• **Qué harás**
Pasa a una lista JSON de cadenas, una por línea y omitiendo las líneas en blanco, el tramo del material que abarca desde su inicio hasta la línea que contiene "series-point bbox=[117, 130, 128, 141]", ambos extremos incluidos.

• **Material del ejercicio**
────────────────────

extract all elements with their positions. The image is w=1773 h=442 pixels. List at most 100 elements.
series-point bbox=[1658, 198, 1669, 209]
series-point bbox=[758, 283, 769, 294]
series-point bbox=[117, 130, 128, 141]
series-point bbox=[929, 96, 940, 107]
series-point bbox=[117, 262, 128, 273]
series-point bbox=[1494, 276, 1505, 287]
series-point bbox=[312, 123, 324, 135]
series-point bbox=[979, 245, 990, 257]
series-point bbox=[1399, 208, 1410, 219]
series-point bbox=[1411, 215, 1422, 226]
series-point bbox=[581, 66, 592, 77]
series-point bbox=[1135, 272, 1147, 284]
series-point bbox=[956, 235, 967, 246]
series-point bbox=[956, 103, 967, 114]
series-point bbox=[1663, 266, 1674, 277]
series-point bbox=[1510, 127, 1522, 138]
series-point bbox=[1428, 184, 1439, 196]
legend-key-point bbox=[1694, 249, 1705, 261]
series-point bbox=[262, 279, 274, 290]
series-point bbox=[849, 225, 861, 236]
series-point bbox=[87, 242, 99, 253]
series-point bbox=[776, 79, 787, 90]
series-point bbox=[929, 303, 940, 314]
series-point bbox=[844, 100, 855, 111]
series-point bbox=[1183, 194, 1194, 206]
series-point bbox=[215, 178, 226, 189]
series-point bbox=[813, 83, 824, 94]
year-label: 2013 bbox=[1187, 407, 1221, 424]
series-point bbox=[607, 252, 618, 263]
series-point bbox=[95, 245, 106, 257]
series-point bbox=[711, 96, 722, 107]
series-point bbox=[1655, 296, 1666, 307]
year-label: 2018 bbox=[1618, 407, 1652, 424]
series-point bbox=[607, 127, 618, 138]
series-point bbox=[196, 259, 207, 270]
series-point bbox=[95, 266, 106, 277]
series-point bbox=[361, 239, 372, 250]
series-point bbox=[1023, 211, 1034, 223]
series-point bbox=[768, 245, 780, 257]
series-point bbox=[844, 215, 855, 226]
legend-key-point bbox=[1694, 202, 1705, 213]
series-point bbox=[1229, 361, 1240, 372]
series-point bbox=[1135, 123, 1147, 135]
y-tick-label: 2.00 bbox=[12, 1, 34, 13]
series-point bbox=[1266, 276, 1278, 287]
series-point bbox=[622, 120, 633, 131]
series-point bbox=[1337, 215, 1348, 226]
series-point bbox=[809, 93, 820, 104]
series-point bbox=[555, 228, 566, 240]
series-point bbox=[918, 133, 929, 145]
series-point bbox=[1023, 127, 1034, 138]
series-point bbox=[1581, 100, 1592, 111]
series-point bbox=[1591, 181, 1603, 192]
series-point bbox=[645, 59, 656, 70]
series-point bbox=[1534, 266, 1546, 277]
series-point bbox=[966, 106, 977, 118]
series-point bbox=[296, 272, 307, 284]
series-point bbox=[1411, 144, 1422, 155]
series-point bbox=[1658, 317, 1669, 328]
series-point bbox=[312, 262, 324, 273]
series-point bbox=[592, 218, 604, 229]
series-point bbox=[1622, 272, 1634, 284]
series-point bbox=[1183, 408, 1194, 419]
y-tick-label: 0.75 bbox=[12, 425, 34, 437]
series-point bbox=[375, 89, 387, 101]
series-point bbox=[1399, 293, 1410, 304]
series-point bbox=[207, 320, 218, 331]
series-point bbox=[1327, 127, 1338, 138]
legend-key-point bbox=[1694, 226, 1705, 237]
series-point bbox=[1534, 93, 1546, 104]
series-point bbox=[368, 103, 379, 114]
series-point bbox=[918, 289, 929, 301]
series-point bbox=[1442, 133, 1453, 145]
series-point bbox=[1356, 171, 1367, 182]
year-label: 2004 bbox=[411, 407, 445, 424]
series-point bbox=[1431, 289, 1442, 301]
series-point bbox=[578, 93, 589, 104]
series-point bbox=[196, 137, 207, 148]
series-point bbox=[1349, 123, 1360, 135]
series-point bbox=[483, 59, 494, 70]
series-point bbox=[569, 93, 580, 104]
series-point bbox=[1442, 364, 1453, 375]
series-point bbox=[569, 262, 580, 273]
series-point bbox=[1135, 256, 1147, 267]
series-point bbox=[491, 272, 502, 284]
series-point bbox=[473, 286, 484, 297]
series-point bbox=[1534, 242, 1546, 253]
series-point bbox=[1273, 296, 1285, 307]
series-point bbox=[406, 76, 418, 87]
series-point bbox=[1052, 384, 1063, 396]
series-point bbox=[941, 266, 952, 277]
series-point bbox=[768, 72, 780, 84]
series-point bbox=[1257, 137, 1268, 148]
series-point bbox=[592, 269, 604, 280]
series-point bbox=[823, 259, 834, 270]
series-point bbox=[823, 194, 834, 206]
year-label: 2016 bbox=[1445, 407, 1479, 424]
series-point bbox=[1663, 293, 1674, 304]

────────────────────

• **Ejercicio resuelto**
[
  "extract all elements with their positions. The image is w=1773 h=442 pixels. List at most 100 elements.",
  "series-point bbox=[1658, 198, 1669, 209]",
  "series-point bbox=[758, 283, 769, 294]",
  "series-point bbox=[117, 130, 128, 141]"
]